Task to carry out: Print the data exactly, leaving nothing out.

Records from a collection:
· · · · ·

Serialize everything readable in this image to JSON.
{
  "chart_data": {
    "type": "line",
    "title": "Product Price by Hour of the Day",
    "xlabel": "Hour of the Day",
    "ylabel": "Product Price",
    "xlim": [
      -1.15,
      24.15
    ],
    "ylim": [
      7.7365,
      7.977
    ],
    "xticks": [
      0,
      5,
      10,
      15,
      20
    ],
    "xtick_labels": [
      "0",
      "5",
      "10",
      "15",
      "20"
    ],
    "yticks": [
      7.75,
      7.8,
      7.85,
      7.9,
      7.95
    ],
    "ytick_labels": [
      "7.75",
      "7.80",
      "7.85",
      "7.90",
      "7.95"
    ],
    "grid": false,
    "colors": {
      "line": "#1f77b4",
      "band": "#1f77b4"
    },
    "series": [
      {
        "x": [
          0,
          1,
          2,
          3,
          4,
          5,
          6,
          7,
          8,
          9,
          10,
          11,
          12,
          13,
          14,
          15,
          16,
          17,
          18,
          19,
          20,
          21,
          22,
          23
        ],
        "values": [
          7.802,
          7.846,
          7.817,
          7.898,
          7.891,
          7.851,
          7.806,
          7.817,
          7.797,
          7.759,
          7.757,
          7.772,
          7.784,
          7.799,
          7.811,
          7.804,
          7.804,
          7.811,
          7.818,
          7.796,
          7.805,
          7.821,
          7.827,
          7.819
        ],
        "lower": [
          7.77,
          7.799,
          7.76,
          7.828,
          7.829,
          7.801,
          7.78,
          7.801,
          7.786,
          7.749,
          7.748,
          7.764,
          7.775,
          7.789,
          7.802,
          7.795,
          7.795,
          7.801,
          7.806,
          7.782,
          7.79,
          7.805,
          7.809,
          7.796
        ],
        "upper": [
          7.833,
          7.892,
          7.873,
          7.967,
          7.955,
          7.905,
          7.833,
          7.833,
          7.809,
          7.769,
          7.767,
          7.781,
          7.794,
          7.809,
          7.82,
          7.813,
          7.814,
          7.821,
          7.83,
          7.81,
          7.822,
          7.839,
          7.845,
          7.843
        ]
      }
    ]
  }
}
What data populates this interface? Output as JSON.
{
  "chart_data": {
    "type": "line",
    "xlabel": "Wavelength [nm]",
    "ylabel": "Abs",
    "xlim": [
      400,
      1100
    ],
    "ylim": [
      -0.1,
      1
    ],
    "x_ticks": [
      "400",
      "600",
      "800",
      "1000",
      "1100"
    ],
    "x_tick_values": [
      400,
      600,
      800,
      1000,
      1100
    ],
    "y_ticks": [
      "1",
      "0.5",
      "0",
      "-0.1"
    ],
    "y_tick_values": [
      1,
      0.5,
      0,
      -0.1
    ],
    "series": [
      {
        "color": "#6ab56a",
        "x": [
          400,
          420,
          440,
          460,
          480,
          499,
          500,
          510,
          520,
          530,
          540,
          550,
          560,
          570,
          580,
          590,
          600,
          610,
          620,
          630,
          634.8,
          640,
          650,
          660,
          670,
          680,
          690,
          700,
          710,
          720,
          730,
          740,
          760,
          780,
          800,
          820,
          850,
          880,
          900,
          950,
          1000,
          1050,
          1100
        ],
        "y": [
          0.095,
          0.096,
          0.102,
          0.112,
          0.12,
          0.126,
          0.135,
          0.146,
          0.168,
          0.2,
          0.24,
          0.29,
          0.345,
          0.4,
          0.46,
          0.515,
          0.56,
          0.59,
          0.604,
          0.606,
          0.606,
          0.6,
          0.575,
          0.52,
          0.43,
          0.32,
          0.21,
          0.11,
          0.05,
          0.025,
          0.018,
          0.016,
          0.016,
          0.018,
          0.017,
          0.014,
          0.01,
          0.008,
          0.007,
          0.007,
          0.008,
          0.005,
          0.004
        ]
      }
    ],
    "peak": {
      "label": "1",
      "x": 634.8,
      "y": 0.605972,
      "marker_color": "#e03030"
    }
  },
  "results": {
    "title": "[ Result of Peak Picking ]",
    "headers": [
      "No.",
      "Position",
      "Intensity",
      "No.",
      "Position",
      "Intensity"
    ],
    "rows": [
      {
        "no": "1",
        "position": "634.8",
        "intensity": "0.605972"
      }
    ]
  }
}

· · · · ·

Solution:
Serialize everything readable in this image to JSON.
{
  "chart_data": {
    "type": "line",
    "title": "Product Price by Hour of the Day",
    "xlabel": "Hour of the Day",
    "ylabel": "Product Price",
    "xlim": [
      -1.15,
      24.15
    ],
    "ylim": [
      7.7365,
      7.977
    ],
    "xticks": [
      0,
      5,
      10,
      15,
      20
    ],
    "xtick_labels": [
      "0",
      "5",
      "10",
      "15",
      "20"
    ],
    "yticks": [
      7.75,
      7.8,
      7.85,
      7.9,
      7.95
    ],
    "ytick_labels": [
      "7.75",
      "7.80",
      "7.85",
      "7.90",
      "7.95"
    ],
    "grid": false,
    "colors": {
      "line": "#1f77b4",
      "band": "#1f77b4"
    },
    "series": [
      {
        "x": [
          0,
          1,
          2,
          3,
          4,
          5,
          6,
          7,
          8,
          9,
          10,
          11,
          12,
          13,
          14,
          15,
          16,
          17,
          18,
          19,
          20,
          21,
          22,
          23
        ],
        "values": [
          7.802,
          7.846,
          7.817,
          7.898,
          7.891,
          7.851,
          7.806,
          7.817,
          7.797,
          7.759,
          7.757,
          7.772,
          7.784,
          7.799,
          7.811,
          7.804,
          7.804,
          7.811,
          7.818,
          7.796,
          7.805,
          7.821,
          7.827,
          7.819
        ],
        "lower": [
          7.77,
          7.799,
          7.76,
          7.828,
          7.829,
          7.801,
          7.78,
          7.801,
          7.786,
          7.749,
          7.748,
          7.764,
          7.775,
          7.789,
          7.802,
          7.795,
          7.795,
          7.801,
          7.806,
          7.782,
          7.79,
          7.805,
          7.809,
          7.796
        ],
        "upper": [
          7.833,
          7.892,
          7.873,
          7.967,
          7.955,
          7.905,
          7.833,
          7.833,
          7.809,
          7.769,
          7.767,
          7.781,
          7.794,
          7.809,
          7.82,
          7.813,
          7.814,
          7.821,
          7.83,
          7.81,
          7.822,
          7.839,
          7.845,
          7.843
        ]
      }
    ]
  }
}
What data populates this interface? Output as JSON.
{
  "chart_data": {
    "type": "line",
    "xlabel": "Wavelength [nm]",
    "ylabel": "Abs",
    "xlim": [
      400,
      1100
    ],
    "ylim": [
      -0.1,
      1
    ],
    "x_ticks": [
      "400",
      "600",
      "800",
      "1000",
      "1100"
    ],
    "x_tick_values": [
      400,
      600,
      800,
      1000,
      1100
    ],
    "y_ticks": [
      "1",
      "0.5",
      "0",
      "-0.1"
    ],
    "y_tick_values": [
      1,
      0.5,
      0,
      -0.1
    ],
    "series": [
      {
        "color": "#6ab56a",
        "x": [
          400,
          420,
          440,
          460,
          480,
          499,
          500,
          510,
          520,
          530,
          540,
          550,
          560,
          570,
          580,
          590,
          600,
          610,
          620,
          630,
          634.8,
          640,
          650,
          660,
          670,
          680,
          690,
          700,
          710,
          720,
          730,
          740,
          760,
          780,
          800,
          820,
          850,
          880,
          900,
          950,
          1000,
          1050,
          1100
        ],
        "y": [
          0.095,
          0.096,
          0.102,
          0.112,
          0.12,
          0.126,
          0.135,
          0.146,
          0.168,
          0.2,
          0.24,
          0.29,
          0.345,
          0.4,
          0.46,
          0.515,
          0.56,
          0.59,
          0.604,
          0.606,
          0.606,
          0.6,
          0.575,
          0.52,
          0.43,
          0.32,
          0.21,
          0.11,
          0.05,
          0.025,
          0.018,
          0.016,
          0.016,
          0.018,
          0.017,
          0.014,
          0.01,
          0.008,
          0.007,
          0.007,
          0.008,
          0.005,
          0.004
        ]
      }
    ],
    "peak": {
      "label": "1",
      "x": 634.8,
      "y": 0.605972,
      "marker_color": "#e03030"
    }
  },
  "results": {
    "title": "[ Result of Peak Picking ]",
    "headers": [
      "No.",
      "Position",
      "Intensity",
      "No.",
      "Position",
      "Intensity"
    ],
    "rows": [
      {
        "no": "1",
        "position": "634.8",
        "intensity": "0.605972"
      }
    ]
  }
}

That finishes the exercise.